• [What you are asked to do]: Go through the listing and pick out each line with the word "lifetime" in it.

A block of data
● ● ● ● ●

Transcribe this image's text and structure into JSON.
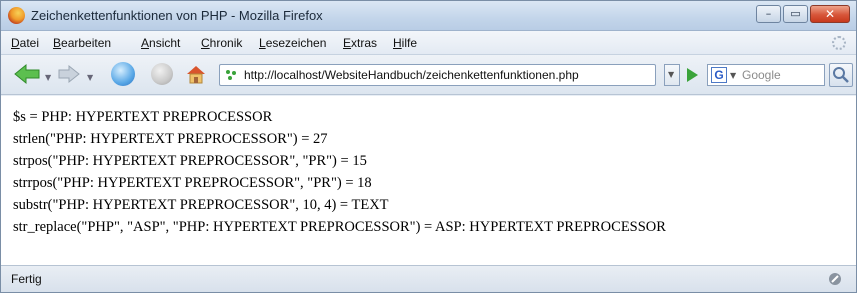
{
  "window": {
    "title": "Zeichenkettenfunktionen von PHP - Mozilla Firefox",
    "controls": {
      "minimize_glyph": "–",
      "maximize_glyph": "▭",
      "close_glyph": "✕"
    }
  },
  "menubar": {
    "items": [
      {
        "label_ul": "D",
        "label_rest": "atei"
      },
      {
        "label_ul": "B",
        "label_rest": "earbeiten"
      },
      {
        "label_ul": "A",
        "label_rest": "nsicht"
      },
      {
        "label_ul": "C",
        "label_rest": "hronik"
      },
      {
        "label_ul": "L",
        "label_rest": "esezeichen"
      },
      {
        "label_ul": "E",
        "label_rest": "xtras"
      },
      {
        "label_ul": "H",
        "label_rest": "ilfe"
      }
    ]
  },
  "navbar": {
    "url": "http://localhost/WebsiteHandbuch/zeichenkettenfunktionen.php",
    "search_placeholder": "Google",
    "search_engine_letter": "G"
  },
  "content": {
    "lines": [
      "$s = PHP: HYPERTEXT PREPROCESSOR",
      "strlen(\"PHP: HYPERTEXT PREPROCESSOR\") = 27",
      "strpos(\"PHP: HYPERTEXT PREPROCESSOR\", \"PR\") = 15",
      "strrpos(\"PHP: HYPERTEXT PREPROCESSOR\", \"PR\") = 18",
      "substr(\"PHP: HYPERTEXT PREPROCESSOR\", 10, 4) = TEXT",
      "str_replace(\"PHP\", \"ASP\", \"PHP: HYPERTEXT PREPROCESSOR\") = ASP: HYPERTEXT PREPROCESSOR"
    ]
  },
  "statusbar": {
    "text": "Fertig"
  },
  "colors": {
    "go_arrow": "#3aa33a",
    "close_button": "#d7563a",
    "nav_arrow": "#4caf50"
  }
}
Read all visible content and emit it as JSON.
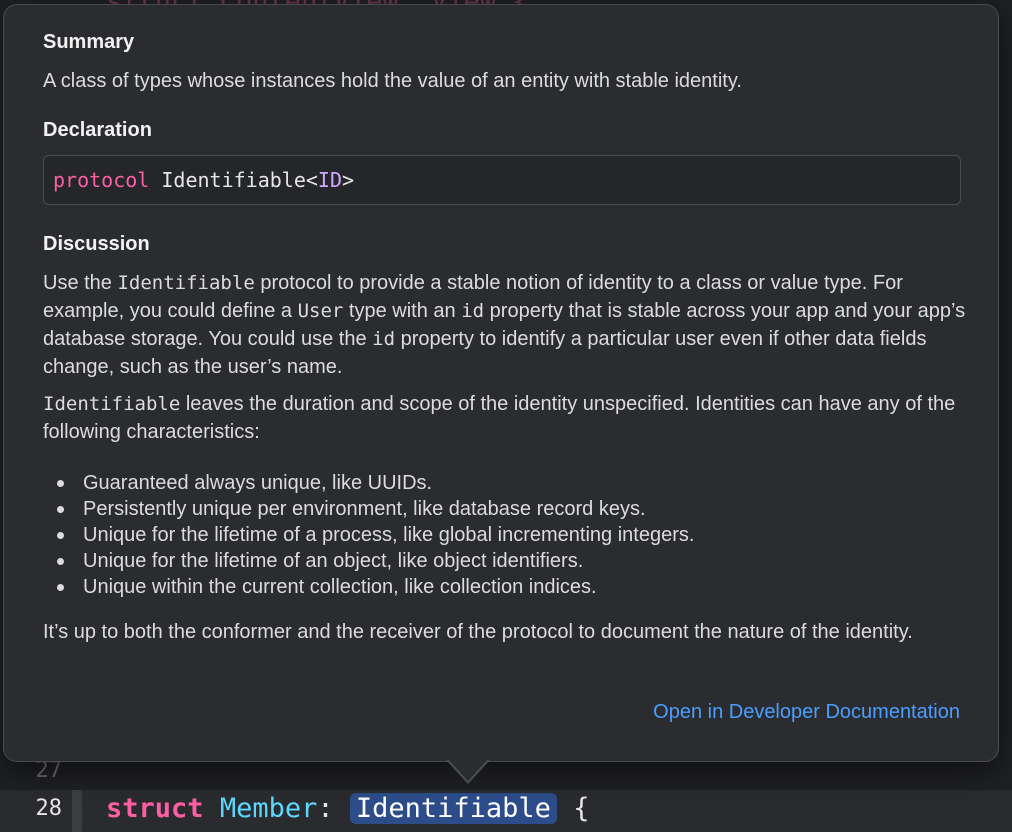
{
  "editor": {
    "faded_line": "struct ContentView: View {",
    "lines": [
      {
        "number": "27"
      },
      {
        "number": "28"
      }
    ],
    "code": {
      "keyword": "struct",
      "type_name": "Member",
      "colon": ": ",
      "protocol_ref": "Identifiable",
      "brace": " {"
    }
  },
  "popover": {
    "summary_title": "Summary",
    "summary_text": "A class of types whose instances hold the value of an entity with stable identity.",
    "declaration_title": "Declaration",
    "declaration": {
      "keyword": "protocol",
      "name": " Identifiable<",
      "generic": "ID",
      "close": ">"
    },
    "discussion_title": "Discussion",
    "discussion_p1": {
      "t1": "Use the ",
      "code1": "Identifiable",
      "t2": " protocol to provide a stable notion of identity to a class or value type. For example, you could define a ",
      "code2": "User",
      "t3": " type with an ",
      "code3": "id",
      "t4": " property that is stable across your app and your app’s database storage. You could use the ",
      "code4": "id",
      "t5": " property to identify a particular user even if other data fields change, such as the user’s name."
    },
    "discussion_p2": {
      "code1": "Identifiable",
      "t1": " leaves the duration and scope of the identity unspecified. Identities can have any of the following characteristics:"
    },
    "bullets": [
      "Guaranteed always unique, like UUIDs.",
      "Persistently unique per environment, like database record keys.",
      "Unique for the lifetime of a process, like global incrementing integers.",
      "Unique for the lifetime of an object, like object identifiers.",
      "Unique within the current collection, like collection indices."
    ],
    "discussion_p3": "It’s up to both the conformer and the receiver of the protocol to document the nature of the identity.",
    "link_label": "Open in Developer Documentation"
  },
  "colors": {
    "keyword": "#fc5fa3",
    "type": "#5dd8ff",
    "link": "#4a9eff",
    "highlight": "#2c4d8a"
  }
}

● ● ● ● ●

• [Answer to this exercise]:
      "Unique for the lifetime of a process, like global incrementing integers.",
      "Unique for the lifetime of an object, like object identifiers.",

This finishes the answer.